Reproduce every entry exactly as shown.

** Start of Stored records **

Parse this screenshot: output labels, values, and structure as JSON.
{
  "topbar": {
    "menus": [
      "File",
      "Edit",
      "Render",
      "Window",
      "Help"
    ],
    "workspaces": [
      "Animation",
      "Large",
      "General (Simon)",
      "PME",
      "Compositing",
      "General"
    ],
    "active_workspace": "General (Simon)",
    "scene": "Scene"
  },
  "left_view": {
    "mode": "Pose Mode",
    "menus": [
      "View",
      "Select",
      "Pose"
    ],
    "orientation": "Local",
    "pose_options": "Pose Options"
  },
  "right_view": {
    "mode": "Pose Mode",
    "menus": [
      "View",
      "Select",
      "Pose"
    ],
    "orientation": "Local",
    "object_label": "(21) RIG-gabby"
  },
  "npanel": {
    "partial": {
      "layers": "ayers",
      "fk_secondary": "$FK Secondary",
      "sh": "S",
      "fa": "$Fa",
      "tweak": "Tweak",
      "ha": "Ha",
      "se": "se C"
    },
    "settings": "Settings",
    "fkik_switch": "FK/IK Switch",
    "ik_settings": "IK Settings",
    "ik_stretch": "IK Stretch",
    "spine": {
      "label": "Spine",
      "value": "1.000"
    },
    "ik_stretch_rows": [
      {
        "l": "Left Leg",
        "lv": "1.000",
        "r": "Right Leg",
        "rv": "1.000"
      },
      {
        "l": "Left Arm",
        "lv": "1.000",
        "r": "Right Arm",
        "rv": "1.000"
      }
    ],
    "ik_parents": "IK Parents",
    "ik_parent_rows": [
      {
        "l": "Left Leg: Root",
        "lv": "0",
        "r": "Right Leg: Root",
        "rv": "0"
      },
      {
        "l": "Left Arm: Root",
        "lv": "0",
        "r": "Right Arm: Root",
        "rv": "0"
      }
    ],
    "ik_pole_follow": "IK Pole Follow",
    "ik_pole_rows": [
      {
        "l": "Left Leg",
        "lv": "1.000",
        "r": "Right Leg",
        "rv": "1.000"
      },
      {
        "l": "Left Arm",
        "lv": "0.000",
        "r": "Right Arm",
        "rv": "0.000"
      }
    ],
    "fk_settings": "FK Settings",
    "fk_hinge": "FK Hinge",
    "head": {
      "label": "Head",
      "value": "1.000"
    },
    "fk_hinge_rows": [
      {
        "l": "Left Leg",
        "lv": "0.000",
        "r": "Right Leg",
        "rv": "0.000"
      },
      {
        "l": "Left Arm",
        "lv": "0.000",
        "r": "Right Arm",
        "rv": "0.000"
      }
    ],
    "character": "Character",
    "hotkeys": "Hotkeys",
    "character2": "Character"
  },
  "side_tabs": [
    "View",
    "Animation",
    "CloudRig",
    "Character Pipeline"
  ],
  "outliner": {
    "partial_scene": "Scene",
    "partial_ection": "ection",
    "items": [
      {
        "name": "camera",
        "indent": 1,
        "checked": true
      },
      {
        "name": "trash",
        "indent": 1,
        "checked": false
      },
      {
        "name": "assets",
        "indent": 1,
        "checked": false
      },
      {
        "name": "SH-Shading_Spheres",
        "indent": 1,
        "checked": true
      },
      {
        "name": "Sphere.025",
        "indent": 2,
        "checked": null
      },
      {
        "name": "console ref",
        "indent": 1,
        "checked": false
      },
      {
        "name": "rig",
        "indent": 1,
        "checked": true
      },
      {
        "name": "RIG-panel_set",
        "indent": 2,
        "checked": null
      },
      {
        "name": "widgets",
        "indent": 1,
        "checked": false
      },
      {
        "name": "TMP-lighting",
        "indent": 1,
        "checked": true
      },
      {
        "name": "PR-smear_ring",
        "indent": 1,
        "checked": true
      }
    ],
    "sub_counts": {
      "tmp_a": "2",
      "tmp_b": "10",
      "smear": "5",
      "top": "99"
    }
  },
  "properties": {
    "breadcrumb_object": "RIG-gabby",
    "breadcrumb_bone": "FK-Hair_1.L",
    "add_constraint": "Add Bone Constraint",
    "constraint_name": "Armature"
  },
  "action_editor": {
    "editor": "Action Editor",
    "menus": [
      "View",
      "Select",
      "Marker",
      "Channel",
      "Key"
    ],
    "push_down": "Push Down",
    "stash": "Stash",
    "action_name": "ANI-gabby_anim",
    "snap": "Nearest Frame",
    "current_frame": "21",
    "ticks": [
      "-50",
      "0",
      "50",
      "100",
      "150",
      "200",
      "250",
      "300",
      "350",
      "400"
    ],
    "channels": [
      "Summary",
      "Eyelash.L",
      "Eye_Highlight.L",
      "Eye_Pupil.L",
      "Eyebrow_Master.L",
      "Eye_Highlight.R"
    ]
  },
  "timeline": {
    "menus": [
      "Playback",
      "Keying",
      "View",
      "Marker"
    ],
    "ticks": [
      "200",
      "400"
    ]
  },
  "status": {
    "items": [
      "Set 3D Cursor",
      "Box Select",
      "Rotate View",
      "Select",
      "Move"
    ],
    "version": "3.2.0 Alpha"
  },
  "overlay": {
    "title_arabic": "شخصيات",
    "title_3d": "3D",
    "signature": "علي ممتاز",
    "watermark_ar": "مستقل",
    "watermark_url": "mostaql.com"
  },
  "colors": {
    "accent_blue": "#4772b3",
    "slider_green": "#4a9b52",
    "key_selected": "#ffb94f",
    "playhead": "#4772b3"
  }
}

** End of Stored records **

__Exercise output__.
Parse this screenshot: output labels, values, and structure as JSON.
{
  "topbar": {
    "menus": [
      "File",
      "Edit",
      "Render",
      "Window",
      "Help"
    ],
    "workspaces": [
      "Animation",
      "Large",
      "General (Simon)",
      "PME",
      "Compositing",
      "General"
    ],
    "active_workspace": "General (Simon)",
    "scene": "Scene"
  },
  "left_view": {
    "mode": "Pose Mode",
    "menus": [
      "View",
      "Select",
      "Pose"
    ],
    "orientation": "Local",
    "pose_options": "Pose Options"
  },
  "right_view": {
    "mode": "Pose Mode",
    "menus": [
      "View",
      "Select",
      "Pose"
    ],
    "orientation": "Local",
    "object_label": "(21) RIG-gabby"
  },
  "npanel": {
    "partial": {
      "layers": "ayers",
      "fk_secondary": "$FK Secondary",
      "sh": "S",
      "fa": "$Fa",
      "tweak": "Tweak",
      "ha": "Ha",
      "se": "se C"
    },
    "settings": "Settings",
    "fkik_switch": "FK/IK Switch",
    "ik_settings": "IK Settings",
    "ik_stretch": "IK Stretch",
    "spine": {
      "label": "Spine",
      "value": "1.000"
    },
    "ik_stretch_rows": [
      {
        "l": "Left Leg",
        "lv": "1.000",
        "r": "Right Leg",
        "rv": "1.000"
      },
      {
        "l": "Left Arm",
        "lv": "1.000",
        "r": "Right Arm",
        "rv": "1.000"
      }
    ],
    "ik_parents": "IK Parents",
    "ik_parent_rows": [
      {
        "l": "Left Leg: Root",
        "lv": "0",
        "r": "Right Leg: Root",
        "rv": "0"
      },
      {
        "l": "Left Arm: Root",
        "lv": "0",
        "r": "Right Arm: Root",
        "rv": "0"
      }
    ],
    "ik_pole_follow": "IK Pole Follow",
    "ik_pole_rows": [
      {
        "l": "Left Leg",
        "lv": "1.000",
        "r": "Right Leg",
        "rv": "1.000"
      },
      {
        "l": "Left Arm",
        "lv": "0.000",
        "r": "Right Arm",
        "rv": "0.000"
      }
    ],
    "fk_settings": "FK Settings",
    "fk_hinge": "FK Hinge",
    "head": {
      "label": "Head",
      "value": "1.000"
    },
    "fk_hinge_rows": [
      {
        "l": "Left Leg",
        "lv": "0.000",
        "r": "Right Leg",
        "rv": "0.000"
      },
      {
        "l": "Left Arm",
        "lv": "0.000",
        "r": "Right Arm",
        "rv": "0.000"
      }
    ],
    "character": "Character",
    "hotkeys": "Hotkeys",
    "character2": "Character"
  },
  "side_tabs": [
    "View",
    "Animation",
    "CloudRig",
    "Character Pipeline"
  ],
  "outliner": {
    "partial_scene": "Scene",
    "partial_ection": "ection",
    "items": [
      {
        "name": "camera",
        "indent": 1,
        "checked": true
      },
      {
        "name": "trash",
        "indent": 1,
        "checked": false
      },
      {
        "name": "assets",
        "indent": 1,
        "checked": false
      },
      {
        "name": "SH-Shading_Spheres",
        "indent": 1,
        "checked": true
      },
      {
        "name": "Sphere.025",
        "indent": 2,
        "checked": null
      },
      {
        "name": "console ref",
        "indent": 1,
        "checked": false
      },
      {
        "name": "rig",
        "indent": 1,
        "checked": true
      },
      {
        "name": "RIG-panel_set",
        "indent": 2,
        "checked": null
      },
      {
        "name": "widgets",
        "indent": 1,
        "checked": false
      },
      {
        "name": "TMP-lighting",
        "indent": 1,
        "checked": true
      },
      {
        "name": "PR-smear_ring",
        "indent": 1,
        "checked": true
      }
    ],
    "sub_counts": {
      "tmp_a": "2",
      "tmp_b": "10",
      "smear": "5",
      "top": "99"
    }
  },
  "properties": {
    "breadcrumb_object": "RIG-gabby",
    "breadcrumb_bone": "FK-Hair_1.L",
    "add_constraint": "Add Bone Constraint",
    "constraint_name": "Armature"
  },
  "action_editor": {
    "editor": "Action Editor",
    "menus": [
      "View",
      "Select",
      "Marker",
      "Channel",
      "Key"
    ],
    "push_down": "Push Down",
    "stash": "Stash",
    "action_name": "ANI-gabby_anim",
    "snap": "Nearest Frame",
    "current_frame": "21",
    "ticks": [
      "-50",
      "0",
      "50",
      "100",
      "150",
      "200",
      "250",
      "300",
      "350",
      "400"
    ],
    "channels": [
      "Summary",
      "Eyelash.L",
      "Eye_Highlight.L",
      "Eye_Pupil.L",
      "Eyebrow_Master.L",
      "Eye_Highlight.R"
    ]
  },
  "timeline": {
    "menus": [
      "Playback",
      "Keying",
      "View",
      "Marker"
    ],
    "ticks": [
      "200",
      "400"
    ]
  },
  "status": {
    "items": [
      "Set 3D Cursor",
      "Box Select",
      "Rotate View",
      "Select",
      "Move"
    ],
    "version": "3.2.0 Alpha"
  },
  "overlay": {
    "title_arabic": "شخصيات",
    "title_3d": "3D",
    "signature": "علي ممتاز",
    "watermark_ar": "مستقل",
    "watermark_url": "mostaql.com"
  },
  "colors": {
    "accent_blue": "#4772b3",
    "slider_green": "#4a9b52",
    "key_selected": "#ffb94f",
    "playhead": "#4772b3"
  }
}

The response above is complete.